> **Instruction**
Your task is to give the data again, exactly, with every line intact.

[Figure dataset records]
- - - - -

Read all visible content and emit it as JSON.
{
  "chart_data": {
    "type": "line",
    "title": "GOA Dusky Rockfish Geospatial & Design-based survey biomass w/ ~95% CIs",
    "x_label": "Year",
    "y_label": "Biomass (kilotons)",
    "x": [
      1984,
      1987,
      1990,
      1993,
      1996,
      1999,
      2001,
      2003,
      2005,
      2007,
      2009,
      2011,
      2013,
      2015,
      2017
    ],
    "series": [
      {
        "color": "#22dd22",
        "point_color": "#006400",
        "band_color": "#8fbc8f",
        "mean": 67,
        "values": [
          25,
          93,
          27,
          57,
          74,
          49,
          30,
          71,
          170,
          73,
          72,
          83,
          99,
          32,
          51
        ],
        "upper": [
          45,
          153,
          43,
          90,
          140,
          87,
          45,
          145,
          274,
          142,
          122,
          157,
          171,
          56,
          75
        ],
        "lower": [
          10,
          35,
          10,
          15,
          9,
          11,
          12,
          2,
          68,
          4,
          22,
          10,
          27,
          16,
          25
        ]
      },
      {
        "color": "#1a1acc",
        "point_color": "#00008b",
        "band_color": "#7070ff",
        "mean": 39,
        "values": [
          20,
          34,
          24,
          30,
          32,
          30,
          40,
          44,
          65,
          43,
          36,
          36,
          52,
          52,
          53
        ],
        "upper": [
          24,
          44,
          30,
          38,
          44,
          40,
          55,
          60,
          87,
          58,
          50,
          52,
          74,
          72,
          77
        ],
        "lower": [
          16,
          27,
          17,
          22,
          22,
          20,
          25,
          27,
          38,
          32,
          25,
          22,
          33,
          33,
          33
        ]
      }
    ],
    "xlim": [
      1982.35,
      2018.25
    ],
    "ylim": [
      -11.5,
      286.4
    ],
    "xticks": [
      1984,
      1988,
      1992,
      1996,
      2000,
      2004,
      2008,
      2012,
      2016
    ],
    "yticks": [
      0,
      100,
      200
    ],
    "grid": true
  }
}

- - - - -

> **Response for this exercise**
Read all visible content and emit it as JSON.
{
  "chart_data": {
    "type": "line",
    "title": "GOA Dusky Rockfish Geospatial & Design-based survey biomass w/ ~95% CIs",
    "x_label": "Year",
    "y_label": "Biomass (kilotons)",
    "x": [
      1984,
      1987,
      1990,
      1993,
      1996,
      1999,
      2001,
      2003,
      2005,
      2007,
      2009,
      2011,
      2013,
      2015,
      2017
    ],
    "series": [
      {
        "color": "#22dd22",
        "point_color": "#006400",
        "band_color": "#8fbc8f",
        "mean": 67,
        "values": [
          25,
          93,
          27,
          57,
          74,
          49,
          30,
          71,
          170,
          73,
          72,
          83,
          99,
          32,
          51
        ],
        "upper": [
          45,
          153,
          43,
          90,
          140,
          87,
          45,
          145,
          274,
          142,
          122,
          157,
          171,
          56,
          75
        ],
        "lower": [
          10,
          35,
          10,
          15,
          9,
          11,
          12,
          2,
          68,
          4,
          22,
          10,
          27,
          16,
          25
        ]
      },
      {
        "color": "#1a1acc",
        "point_color": "#00008b",
        "band_color": "#7070ff",
        "mean": 39,
        "values": [
          20,
          34,
          24,
          30,
          32,
          30,
          40,
          44,
          65,
          43,
          36,
          36,
          52,
          52,
          53
        ],
        "upper": [
          24,
          44,
          30,
          38,
          44,
          40,
          55,
          60,
          87,
          58,
          50,
          52,
          74,
          72,
          77
        ],
        "lower": [
          16,
          27,
          17,
          22,
          22,
          20,
          25,
          27,
          38,
          32,
          25,
          22,
          33,
          33,
          33
        ]
      }
    ],
    "xlim": [
      1982.35,
      2018.25
    ],
    "ylim": [
      -11.5,
      286.4
    ],
    "xticks": [
      1984,
      1988,
      1992,
      1996,
      2000,
      2004,
      2008,
      2012,
      2016
    ],
    "yticks": [
      0,
      100,
      200
    ],
    "grid": true
  }
}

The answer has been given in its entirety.